:: Data in this exercise ::
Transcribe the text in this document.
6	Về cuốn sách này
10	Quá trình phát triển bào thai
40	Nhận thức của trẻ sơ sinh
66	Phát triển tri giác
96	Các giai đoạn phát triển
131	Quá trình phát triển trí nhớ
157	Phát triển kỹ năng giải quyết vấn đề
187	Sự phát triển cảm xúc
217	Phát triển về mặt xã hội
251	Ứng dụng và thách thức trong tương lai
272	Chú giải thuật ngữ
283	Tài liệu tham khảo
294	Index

:: Short problem ::
Copy out every entry again, exactly as it was given.

:: Response ::
Transcribe the text in this document.
6	Về cuốn sách này
10	Quá trình phát triển bào thai
40	Nhận thức của trẻ sơ sinh
66	Phát triển tri giác
96	Các giai đoạn phát triển
131	Quá trình phát triển trí nhớ
157	Phát triển kỹ năng giải quyết vấn đề
187	Sự phát triển cảm xúc
217	Phát triển về mặt xã hội
251	Ứng dụng và thách thức trong tương lai
272	Chú giải thuật ngữ
283	Tài liệu tham khảo
294	Index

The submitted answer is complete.